:: Problem statement ::
Every entry must be duplicated precisely as written.

Data records
---*---

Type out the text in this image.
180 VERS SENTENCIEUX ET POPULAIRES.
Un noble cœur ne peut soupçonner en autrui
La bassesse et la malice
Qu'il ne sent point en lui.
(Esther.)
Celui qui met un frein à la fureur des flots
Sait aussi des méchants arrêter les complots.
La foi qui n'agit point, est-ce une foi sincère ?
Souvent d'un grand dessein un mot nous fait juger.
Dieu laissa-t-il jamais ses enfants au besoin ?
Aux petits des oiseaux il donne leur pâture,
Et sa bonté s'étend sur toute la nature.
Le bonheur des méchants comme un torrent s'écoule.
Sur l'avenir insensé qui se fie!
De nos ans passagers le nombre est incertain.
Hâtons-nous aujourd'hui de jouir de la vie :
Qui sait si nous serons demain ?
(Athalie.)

---*---

:: Task output ::
Type out the text in this image.
180 VERS SENTENCIEUX ET POPULAIRES.
Un noble cœur ne peut soupçonner en autrui
La bassesse et la malice
Qu'il ne sent point en lui.
(Esther.)
Celui qui met un frein à la fureur des flots
Sait aussi des méchants arrêter les complots.
La foi qui n'agit point, est-ce une foi sincère ?
Souvent d'un grand dessein un mot nous fait juger.
Dieu laissa-t-il jamais ses enfants au besoin ?
Aux petits des oiseaux il donne leur pâture,
Et sa bonté s'étend sur toute la nature.
Le bonheur des méchants comme un torrent s'écoule.
Sur l'avenir insensé qui se fie!
De nos ans passagers le nombre est incertain.
Hâtons-nous aujourd'hui de jouir de la vie :
Qui sait si nous serons demain ?
(Athalie.)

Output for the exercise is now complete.